┌──

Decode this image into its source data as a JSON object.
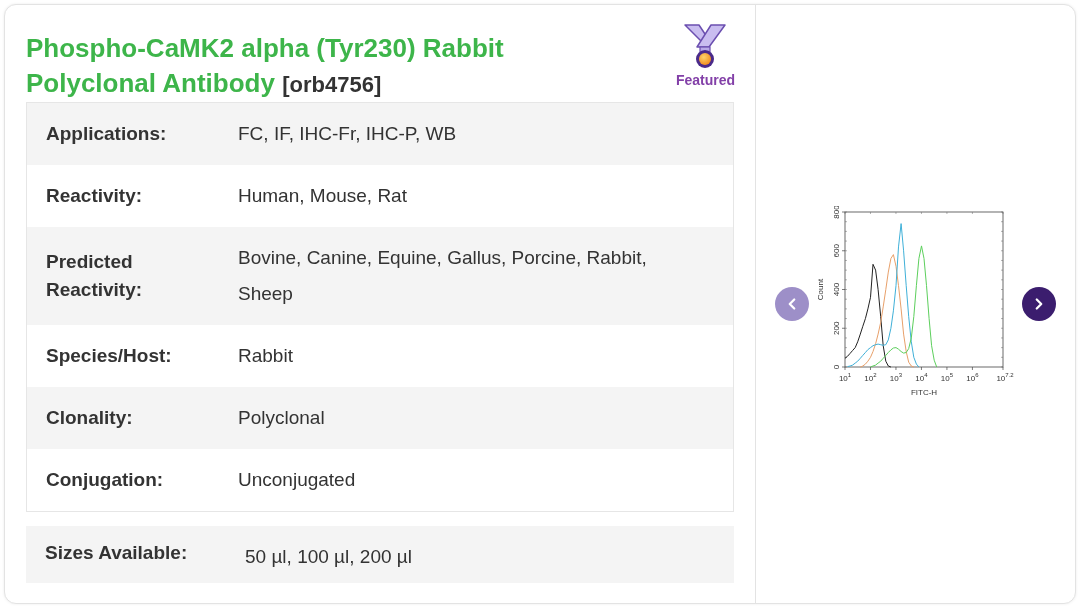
{
  "product": {
    "title": "Phospho-CaMK2 alpha (Tyr230) Rabbit Polyclonal Antibody",
    "catalog_number": "[orb4756]",
    "badge": "Featured"
  },
  "specs": [
    {
      "label": "Applications:",
      "value": "FC, IF, IHC-Fr, IHC-P, WB"
    },
    {
      "label": "Reactivity:",
      "value": "Human, Mouse, Rat"
    },
    {
      "label": "Predicted Reactivity:",
      "value": "Bovine, Canine, Equine, Gallus, Porcine, Rabbit, Sheep"
    },
    {
      "label": "Species/Host:",
      "value": "Rabbit"
    },
    {
      "label": "Clonality:",
      "value": "Polyclonal"
    },
    {
      "label": "Conjugation:",
      "value": "Unconjugated"
    }
  ],
  "sizes": {
    "label": "Sizes Available:",
    "value": "50 µl, 100 µl, 200 µl"
  },
  "gallery": {
    "prev_button": {
      "disabled": true
    },
    "next_button": {
      "disabled": false
    },
    "chart_data": {
      "type": "line",
      "xlabel": "FITC-H",
      "ylabel": "Count",
      "ylim": [
        0,
        800
      ],
      "yticks": [
        0,
        200,
        400,
        600,
        800
      ],
      "categories": [
        "10$^{1}$",
        null,
        null,
        null,
        null,
        null,
        null,
        null,
        null,
        null,
        "10$^{2}$",
        null,
        null,
        null,
        null,
        null,
        null,
        null,
        null,
        null,
        "10$^{3}$",
        null,
        null,
        null,
        null,
        null,
        null,
        null,
        null,
        null,
        "10$^{4}$",
        null,
        null,
        null,
        null,
        null,
        null,
        null,
        null,
        null,
        "10$^{5}$",
        null,
        null,
        null,
        null,
        null,
        null,
        null,
        null,
        null,
        "10$^{6}$",
        null,
        null,
        null,
        null,
        null,
        null,
        null,
        null,
        null,
        null,
        null,
        "10$^{7.2}$"
      ],
      "series": [
        {
          "color": "#222222",
          "values": [
            45,
            55,
            70,
            85,
            100,
            130,
            170,
            210,
            250,
            300,
            360,
            530,
            500,
            400,
            260,
            110,
            30,
            5,
            0,
            null,
            null,
            null,
            null,
            null,
            null,
            null,
            null,
            null,
            null,
            null,
            null,
            null,
            null,
            null,
            null,
            null,
            null,
            null,
            null,
            null,
            null,
            null,
            null,
            null,
            null,
            null,
            null,
            null,
            null,
            null,
            null,
            null,
            null,
            null,
            null,
            null,
            null,
            null,
            null,
            null,
            null,
            null,
            null
          ]
        },
        {
          "color": "#e8a06a",
          "values": [
            null,
            null,
            null,
            null,
            null,
            null,
            0,
            5,
            15,
            30,
            50,
            80,
            120,
            170,
            230,
            310,
            400,
            490,
            560,
            580,
            520,
            420,
            300,
            170,
            80,
            25,
            5,
            0,
            null,
            null,
            null,
            null,
            null,
            null,
            null,
            null,
            null,
            null,
            null,
            null,
            null,
            null,
            null,
            null,
            null,
            null,
            null,
            null,
            null,
            null,
            null,
            null,
            null,
            null,
            null,
            null,
            null,
            null,
            null,
            null,
            null,
            null,
            null
          ]
        },
        {
          "color": "#3fb0d8",
          "values": [
            null,
            2,
            5,
            10,
            20,
            30,
            45,
            60,
            75,
            90,
            100,
            110,
            115,
            118,
            115,
            112,
            115,
            140,
            200,
            290,
            420,
            620,
            740,
            600,
            420,
            260,
            130,
            50,
            15,
            0,
            null,
            null,
            null,
            null,
            null,
            null,
            null,
            null,
            null,
            null,
            null,
            null,
            null,
            null,
            null,
            null,
            null,
            null,
            null,
            null,
            null,
            null,
            null,
            null,
            null,
            null,
            null,
            null,
            null,
            null,
            null,
            null,
            null
          ]
        },
        {
          "color": "#5ccf5c",
          "values": [
            null,
            null,
            null,
            null,
            null,
            null,
            null,
            null,
            null,
            null,
            0,
            5,
            10,
            20,
            30,
            45,
            60,
            75,
            88,
            98,
            100,
            92,
            80,
            72,
            75,
            95,
            150,
            260,
            420,
            560,
            625,
            560,
            420,
            250,
            110,
            35,
            0,
            null,
            null,
            null,
            null,
            null,
            null,
            null,
            null,
            null,
            null,
            null,
            null,
            null,
            null,
            null,
            null,
            null,
            null,
            null,
            null,
            null,
            null,
            null,
            null,
            null,
            null
          ]
        }
      ]
    }
  }
}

└──

• Instructions for the task: Return, from the entries, each line that holds "color".

• Written answer:
          "color": "#222222",
          "color": "#e8a06a",
          "color": "#3fb0d8",
          "color": "#5ccf5c",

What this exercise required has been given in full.